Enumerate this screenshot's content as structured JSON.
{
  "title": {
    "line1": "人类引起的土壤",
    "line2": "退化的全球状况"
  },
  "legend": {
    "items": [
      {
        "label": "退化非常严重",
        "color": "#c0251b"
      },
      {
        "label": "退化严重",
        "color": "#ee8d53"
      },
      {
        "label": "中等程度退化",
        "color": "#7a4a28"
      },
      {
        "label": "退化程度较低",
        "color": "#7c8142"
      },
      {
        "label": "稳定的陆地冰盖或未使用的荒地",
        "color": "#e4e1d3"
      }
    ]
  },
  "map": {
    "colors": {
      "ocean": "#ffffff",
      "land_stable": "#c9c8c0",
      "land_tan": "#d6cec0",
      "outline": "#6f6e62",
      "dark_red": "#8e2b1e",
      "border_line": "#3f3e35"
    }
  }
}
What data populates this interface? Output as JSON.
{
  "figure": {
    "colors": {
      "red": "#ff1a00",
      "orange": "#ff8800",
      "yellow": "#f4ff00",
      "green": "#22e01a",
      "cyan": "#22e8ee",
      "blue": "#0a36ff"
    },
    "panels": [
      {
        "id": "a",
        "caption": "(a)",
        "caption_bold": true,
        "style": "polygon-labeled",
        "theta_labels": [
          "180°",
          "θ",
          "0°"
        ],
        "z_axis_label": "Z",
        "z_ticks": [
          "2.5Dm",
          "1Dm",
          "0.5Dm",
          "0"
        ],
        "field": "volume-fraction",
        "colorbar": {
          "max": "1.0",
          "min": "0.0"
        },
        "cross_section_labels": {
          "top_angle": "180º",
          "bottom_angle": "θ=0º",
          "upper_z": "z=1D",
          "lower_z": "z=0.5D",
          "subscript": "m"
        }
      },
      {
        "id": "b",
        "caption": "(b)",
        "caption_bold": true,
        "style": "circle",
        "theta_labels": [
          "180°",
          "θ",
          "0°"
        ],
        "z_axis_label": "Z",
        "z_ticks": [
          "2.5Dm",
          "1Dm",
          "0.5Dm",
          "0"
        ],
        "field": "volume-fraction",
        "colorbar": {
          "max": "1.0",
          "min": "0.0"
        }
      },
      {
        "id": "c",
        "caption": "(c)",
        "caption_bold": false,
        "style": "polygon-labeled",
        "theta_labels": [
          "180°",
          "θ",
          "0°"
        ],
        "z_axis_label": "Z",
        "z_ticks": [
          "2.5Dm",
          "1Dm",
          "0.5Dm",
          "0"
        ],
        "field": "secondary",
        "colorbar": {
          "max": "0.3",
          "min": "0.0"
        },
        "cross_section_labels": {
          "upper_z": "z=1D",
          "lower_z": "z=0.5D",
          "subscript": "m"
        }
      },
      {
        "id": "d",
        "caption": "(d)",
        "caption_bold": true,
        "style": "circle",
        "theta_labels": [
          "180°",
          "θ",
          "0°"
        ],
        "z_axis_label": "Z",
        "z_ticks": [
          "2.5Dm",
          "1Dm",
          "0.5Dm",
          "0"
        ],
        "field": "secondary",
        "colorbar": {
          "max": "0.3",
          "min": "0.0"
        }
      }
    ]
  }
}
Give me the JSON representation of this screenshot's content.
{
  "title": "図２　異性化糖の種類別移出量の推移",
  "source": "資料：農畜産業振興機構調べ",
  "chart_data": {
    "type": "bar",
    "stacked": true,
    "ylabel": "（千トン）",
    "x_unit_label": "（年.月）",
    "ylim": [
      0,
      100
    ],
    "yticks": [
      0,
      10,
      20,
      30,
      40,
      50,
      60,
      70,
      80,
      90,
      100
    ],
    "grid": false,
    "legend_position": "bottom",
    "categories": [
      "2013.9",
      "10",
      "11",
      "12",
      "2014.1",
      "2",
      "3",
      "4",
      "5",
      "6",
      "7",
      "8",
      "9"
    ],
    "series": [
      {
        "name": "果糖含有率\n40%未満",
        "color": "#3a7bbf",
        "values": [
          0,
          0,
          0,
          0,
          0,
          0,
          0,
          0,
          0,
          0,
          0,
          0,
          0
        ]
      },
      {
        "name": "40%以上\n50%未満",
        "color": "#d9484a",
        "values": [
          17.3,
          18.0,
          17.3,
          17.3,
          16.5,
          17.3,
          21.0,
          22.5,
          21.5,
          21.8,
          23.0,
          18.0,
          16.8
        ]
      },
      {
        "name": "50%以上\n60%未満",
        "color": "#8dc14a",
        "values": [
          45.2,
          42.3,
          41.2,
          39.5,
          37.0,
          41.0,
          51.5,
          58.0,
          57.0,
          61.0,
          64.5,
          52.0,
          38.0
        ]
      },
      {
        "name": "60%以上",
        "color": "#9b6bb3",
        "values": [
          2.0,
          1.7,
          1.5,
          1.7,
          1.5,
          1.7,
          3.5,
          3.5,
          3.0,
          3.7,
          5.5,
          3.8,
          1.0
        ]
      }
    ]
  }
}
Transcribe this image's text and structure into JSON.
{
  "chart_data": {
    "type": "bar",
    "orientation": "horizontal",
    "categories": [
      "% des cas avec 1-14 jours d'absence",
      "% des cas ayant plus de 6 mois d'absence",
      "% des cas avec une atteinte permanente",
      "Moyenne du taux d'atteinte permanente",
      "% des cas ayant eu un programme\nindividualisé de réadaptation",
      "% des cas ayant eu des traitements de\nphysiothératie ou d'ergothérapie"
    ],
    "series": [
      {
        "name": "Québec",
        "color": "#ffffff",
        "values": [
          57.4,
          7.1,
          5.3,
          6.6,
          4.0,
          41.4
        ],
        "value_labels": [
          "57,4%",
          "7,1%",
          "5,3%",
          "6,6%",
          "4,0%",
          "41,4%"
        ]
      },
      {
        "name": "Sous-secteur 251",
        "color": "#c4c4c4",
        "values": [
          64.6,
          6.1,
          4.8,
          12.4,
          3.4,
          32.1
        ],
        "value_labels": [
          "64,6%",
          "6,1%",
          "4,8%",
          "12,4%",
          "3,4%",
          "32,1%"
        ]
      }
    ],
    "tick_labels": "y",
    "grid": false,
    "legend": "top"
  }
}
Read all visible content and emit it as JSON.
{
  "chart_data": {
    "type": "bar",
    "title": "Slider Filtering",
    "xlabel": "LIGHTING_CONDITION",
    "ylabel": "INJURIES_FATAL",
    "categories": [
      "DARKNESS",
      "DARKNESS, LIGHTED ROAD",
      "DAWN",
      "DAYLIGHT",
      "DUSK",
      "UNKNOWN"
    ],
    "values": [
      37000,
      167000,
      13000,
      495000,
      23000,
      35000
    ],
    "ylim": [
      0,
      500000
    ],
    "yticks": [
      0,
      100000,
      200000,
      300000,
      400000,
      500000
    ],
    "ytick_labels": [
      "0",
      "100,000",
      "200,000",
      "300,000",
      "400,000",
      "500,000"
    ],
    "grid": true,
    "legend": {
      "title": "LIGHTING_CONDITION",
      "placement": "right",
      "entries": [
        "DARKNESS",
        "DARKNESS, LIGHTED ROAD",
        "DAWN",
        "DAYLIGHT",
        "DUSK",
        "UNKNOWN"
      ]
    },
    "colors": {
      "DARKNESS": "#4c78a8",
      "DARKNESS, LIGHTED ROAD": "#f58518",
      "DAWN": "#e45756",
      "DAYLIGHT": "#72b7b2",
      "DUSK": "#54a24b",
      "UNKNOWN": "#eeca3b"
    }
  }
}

· · ·

_EXERCISE_:
Repeat all the entries word for word.

_THE RESPONSE_:
Enumerate this screenshot's content as structured JSON.
{
  "title": {
    "line1": "人类引起的土壤",
    "line2": "退化的全球状况"
  },
  "legend": {
    "items": [
      {
        "label": "退化非常严重",
        "color": "#c0251b"
      },
      {
        "label": "退化严重",
        "color": "#ee8d53"
      },
      {
        "label": "中等程度退化",
        "color": "#7a4a28"
      },
      {
        "label": "退化程度较低",
        "color": "#7c8142"
      },
      {
        "label": "稳定的陆地冰盖或未使用的荒地",
        "color": "#e4e1d3"
      }
    ]
  },
  "map": {
    "colors": {
      "ocean": "#ffffff",
      "land_stable": "#c9c8c0",
      "land_tan": "#d6cec0",
      "outline": "#6f6e62",
      "dark_red": "#8e2b1e",
      "border_line": "#3f3e35"
    }
  }
}
What data populates this interface? Output as JSON.
{
  "figure": {
    "colors": {
      "red": "#ff1a00",
      "orange": "#ff8800",
      "yellow": "#f4ff00",
      "green": "#22e01a",
      "cyan": "#22e8ee",
      "blue": "#0a36ff"
    },
    "panels": [
      {
        "id": "a",
        "caption": "(a)",
        "caption_bold": true,
        "style": "polygon-labeled",
        "theta_labels": [
          "180°",
          "θ",
          "0°"
        ],
        "z_axis_label": "Z",
        "z_ticks": [
          "2.5Dm",
          "1Dm",
          "0.5Dm",
          "0"
        ],
        "field": "volume-fraction",
        "colorbar": {
          "max": "1.0",
          "min": "0.0"
        },
        "cross_section_labels": {
          "top_angle": "180º",
          "bottom_angle": "θ=0º",
          "upper_z": "z=1D",
          "lower_z": "z=0.5D",
          "subscript": "m"
        }
      },
      {
        "id": "b",
        "caption": "(b)",
        "caption_bold": true,
        "style": "circle",
        "theta_labels": [
          "180°",
          "θ",
          "0°"
        ],
        "z_axis_label": "Z",
        "z_ticks": [
          "2.5Dm",
          "1Dm",
          "0.5Dm",
          "0"
        ],
        "field": "volume-fraction",
        "colorbar": {
          "max": "1.0",
          "min": "0.0"
        }
      },
      {
        "id": "c",
        "caption": "(c)",
        "caption_bold": false,
        "style": "polygon-labeled",
        "theta_labels": [
          "180°",
          "θ",
          "0°"
        ],
        "z_axis_label": "Z",
        "z_ticks": [
          "2.5Dm",
          "1Dm",
          "0.5Dm",
          "0"
        ],
        "field": "secondary",
        "colorbar": {
          "max": "0.3",
          "min": "0.0"
        },
        "cross_section_labels": {
          "upper_z": "z=1D",
          "lower_z": "z=0.5D",
          "subscript": "m"
        }
      },
      {
        "id": "d",
        "caption": "(d)",
        "caption_bold": true,
        "style": "circle",
        "theta_labels": [
          "180°",
          "θ",
          "0°"
        ],
        "z_axis_label": "Z",
        "z_ticks": [
          "2.5Dm",
          "1Dm",
          "0.5Dm",
          "0"
        ],
        "field": "secondary",
        "colorbar": {
          "max": "0.3",
          "min": "0.0"
        }
      }
    ]
  }
}
Give me the JSON representation of this screenshot's content.
{
  "title": "図２　異性化糖の種類別移出量の推移",
  "source": "資料：農畜産業振興機構調べ",
  "chart_data": {
    "type": "bar",
    "stacked": true,
    "ylabel": "（千トン）",
    "x_unit_label": "（年.月）",
    "ylim": [
      0,
      100
    ],
    "yticks": [
      0,
      10,
      20,
      30,
      40,
      50,
      60,
      70,
      80,
      90,
      100
    ],
    "grid": false,
    "legend_position": "bottom",
    "categories": [
      "2013.9",
      "10",
      "11",
      "12",
      "2014.1",
      "2",
      "3",
      "4",
      "5",
      "6",
      "7",
      "8",
      "9"
    ],
    "series": [
      {
        "name": "果糖含有率\n40%未満",
        "color": "#3a7bbf",
        "values": [
          0,
          0,
          0,
          0,
          0,
          0,
          0,
          0,
          0,
          0,
          0,
          0,
          0
        ]
      },
      {
        "name": "40%以上\n50%未満",
        "color": "#d9484a",
        "values": [
          17.3,
          18.0,
          17.3,
          17.3,
          16.5,
          17.3,
          21.0,
          22.5,
          21.5,
          21.8,
          23.0,
          18.0,
          16.8
        ]
      },
      {
        "name": "50%以上\n60%未満",
        "color": "#8dc14a",
        "values": [
          45.2,
          42.3,
          41.2,
          39.5,
          37.0,
          41.0,
          51.5,
          58.0,
          57.0,
          61.0,
          64.5,
          52.0,
          38.0
        ]
      },
      {
        "name": "60%以上",
        "color": "#9b6bb3",
        "values": [
          2.0,
          1.7,
          1.5,
          1.7,
          1.5,
          1.7,
          3.5,
          3.5,
          3.0,
          3.7,
          5.5,
          3.8,
          1.0
        ]
      }
    ]
  }
}
Transcribe this image's text and structure into JSON.
{
  "chart_data": {
    "type": "bar",
    "orientation": "horizontal",
    "categories": [
      "% des cas avec 1-14 jours d'absence",
      "% des cas ayant plus de 6 mois d'absence",
      "% des cas avec une atteinte permanente",
      "Moyenne du taux d'atteinte permanente",
      "% des cas ayant eu un programme\nindividualisé de réadaptation",
      "% des cas ayant eu des traitements de\nphysiothératie ou d'ergothérapie"
    ],
    "series": [
      {
        "name": "Québec",
        "color": "#ffffff",
        "values": [
          57.4,
          7.1,
          5.3,
          6.6,
          4.0,
          41.4
        ],
        "value_labels": [
          "57,4%",
          "7,1%",
          "5,3%",
          "6,6%",
          "4,0%",
          "41,4%"
        ]
      },
      {
        "name": "Sous-secteur 251",
        "color": "#c4c4c4",
        "values": [
          64.6,
          6.1,
          4.8,
          12.4,
          3.4,
          32.1
        ],
        "value_labels": [
          "64,6%",
          "6,1%",
          "4,8%",
          "12,4%",
          "3,4%",
          "32,1%"
        ]
      }
    ],
    "tick_labels": "y",
    "grid": false,
    "legend": "top"
  }
}
Read all visible content and emit it as JSON.
{
  "chart_data": {
    "type": "bar",
    "title": "Slider Filtering",
    "xlabel": "LIGHTING_CONDITION",
    "ylabel": "INJURIES_FATAL",
    "categories": [
      "DARKNESS",
      "DARKNESS, LIGHTED ROAD",
      "DAWN",
      "DAYLIGHT",
      "DUSK",
      "UNKNOWN"
    ],
    "values": [
      37000,
      167000,
      13000,
      495000,
      23000,
      35000
    ],
    "ylim": [
      0,
      500000
    ],
    "yticks": [
      0,
      100000,
      200000,
      300000,
      400000,
      500000
    ],
    "ytick_labels": [
      "0",
      "100,000",
      "200,000",
      "300,000",
      "400,000",
      "500,000"
    ],
    "grid": true,
    "legend": {
      "title": "LIGHTING_CONDITION",
      "placement": "right",
      "entries": [
        "DARKNESS",
        "DARKNESS, LIGHTED ROAD",
        "DAWN",
        "DAYLIGHT",
        "DUSK",
        "UNKNOWN"
      ]
    },
    "colors": {
      "DARKNESS": "#4c78a8",
      "DARKNESS, LIGHTED ROAD": "#f58518",
      "DAWN": "#e45756",
      "DAYLIGHT": "#72b7b2",
      "DUSK": "#54a24b",
      "UNKNOWN": "#eeca3b"
    }
  }
}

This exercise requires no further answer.